--- Start Extracted information ---

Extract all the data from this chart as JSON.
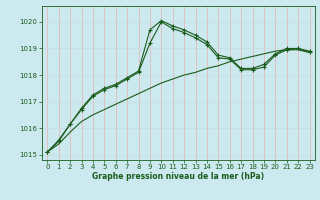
{
  "title": "Graphe pression niveau de la mer (hPa)",
  "bg_color": "#cce9f0",
  "grid_color_v": "#e8b0b0",
  "grid_color_h": "#c8dce0",
  "line_color": "#1a5c1a",
  "xlim": [
    -0.5,
    23.5
  ],
  "ylim": [
    1014.8,
    1020.6
  ],
  "yticks": [
    1015,
    1016,
    1017,
    1018,
    1019,
    1020
  ],
  "xticks": [
    0,
    1,
    2,
    3,
    4,
    5,
    6,
    7,
    8,
    9,
    10,
    11,
    12,
    13,
    14,
    15,
    16,
    17,
    18,
    19,
    20,
    21,
    22,
    23
  ],
  "series1_x": [
    0,
    1,
    2,
    3,
    4,
    5,
    6,
    7,
    8,
    9,
    10,
    11,
    12,
    13,
    14,
    15,
    16,
    17,
    18,
    19,
    20,
    21,
    22,
    23
  ],
  "series1_y": [
    1015.1,
    1015.4,
    1015.85,
    1016.25,
    1016.5,
    1016.7,
    1016.9,
    1017.1,
    1017.3,
    1017.5,
    1017.7,
    1017.85,
    1018.0,
    1018.1,
    1018.25,
    1018.35,
    1018.5,
    1018.6,
    1018.7,
    1018.8,
    1018.9,
    1018.95,
    1018.95,
    1018.85
  ],
  "series2_x": [
    0,
    1,
    2,
    3,
    4,
    5,
    6,
    7,
    8,
    9,
    10,
    11,
    12,
    13,
    14,
    15,
    16,
    17,
    18,
    19,
    20,
    21,
    22,
    23
  ],
  "series2_y": [
    1015.1,
    1015.5,
    1016.15,
    1016.7,
    1017.2,
    1017.45,
    1017.6,
    1017.85,
    1018.1,
    1019.2,
    1020.0,
    1019.75,
    1019.6,
    1019.4,
    1019.15,
    1018.65,
    1018.6,
    1018.2,
    1018.2,
    1018.3,
    1018.75,
    1018.95,
    1019.0,
    1018.85
  ],
  "series3_x": [
    0,
    1,
    2,
    3,
    4,
    5,
    6,
    7,
    8,
    9,
    10,
    11,
    12,
    13,
    14,
    15,
    16,
    17,
    18,
    19,
    20,
    21,
    22,
    23
  ],
  "series3_y": [
    1015.1,
    1015.55,
    1016.15,
    1016.75,
    1017.25,
    1017.5,
    1017.65,
    1017.9,
    1018.15,
    1019.7,
    1020.05,
    1019.85,
    1019.7,
    1019.5,
    1019.25,
    1018.75,
    1018.65,
    1018.25,
    1018.25,
    1018.4,
    1018.8,
    1019.0,
    1019.0,
    1018.9
  ]
}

--- End Extracted information ---

- _What you will do_
Repeat the material above word for word and skip every image in it.

- _Written solution_
Extract all the data from this chart as JSON.
{
  "title": "Graphe pression niveau de la mer (hPa)",
  "bg_color": "#cce9f0",
  "grid_color_v": "#e8b0b0",
  "grid_color_h": "#c8dce0",
  "line_color": "#1a5c1a",
  "xlim": [
    -0.5,
    23.5
  ],
  "ylim": [
    1014.8,
    1020.6
  ],
  "yticks": [
    1015,
    1016,
    1017,
    1018,
    1019,
    1020
  ],
  "xticks": [
    0,
    1,
    2,
    3,
    4,
    5,
    6,
    7,
    8,
    9,
    10,
    11,
    12,
    13,
    14,
    15,
    16,
    17,
    18,
    19,
    20,
    21,
    22,
    23
  ],
  "series1_x": [
    0,
    1,
    2,
    3,
    4,
    5,
    6,
    7,
    8,
    9,
    10,
    11,
    12,
    13,
    14,
    15,
    16,
    17,
    18,
    19,
    20,
    21,
    22,
    23
  ],
  "series1_y": [
    1015.1,
    1015.4,
    1015.85,
    1016.25,
    1016.5,
    1016.7,
    1016.9,
    1017.1,
    1017.3,
    1017.5,
    1017.7,
    1017.85,
    1018.0,
    1018.1,
    1018.25,
    1018.35,
    1018.5,
    1018.6,
    1018.7,
    1018.8,
    1018.9,
    1018.95,
    1018.95,
    1018.85
  ],
  "series2_x": [
    0,
    1,
    2,
    3,
    4,
    5,
    6,
    7,
    8,
    9,
    10,
    11,
    12,
    13,
    14,
    15,
    16,
    17,
    18,
    19,
    20,
    21,
    22,
    23
  ],
  "series2_y": [
    1015.1,
    1015.5,
    1016.15,
    1016.7,
    1017.2,
    1017.45,
    1017.6,
    1017.85,
    1018.1,
    1019.2,
    1020.0,
    1019.75,
    1019.6,
    1019.4,
    1019.15,
    1018.65,
    1018.6,
    1018.2,
    1018.2,
    1018.3,
    1018.75,
    1018.95,
    1019.0,
    1018.85
  ],
  "series3_x": [
    0,
    1,
    2,
    3,
    4,
    5,
    6,
    7,
    8,
    9,
    10,
    11,
    12,
    13,
    14,
    15,
    16,
    17,
    18,
    19,
    20,
    21,
    22,
    23
  ],
  "series3_y": [
    1015.1,
    1015.55,
    1016.15,
    1016.75,
    1017.25,
    1017.5,
    1017.65,
    1017.9,
    1018.15,
    1019.7,
    1020.05,
    1019.85,
    1019.7,
    1019.5,
    1019.25,
    1018.75,
    1018.65,
    1018.25,
    1018.25,
    1018.4,
    1018.8,
    1019.0,
    1019.0,
    1018.9
  ]
}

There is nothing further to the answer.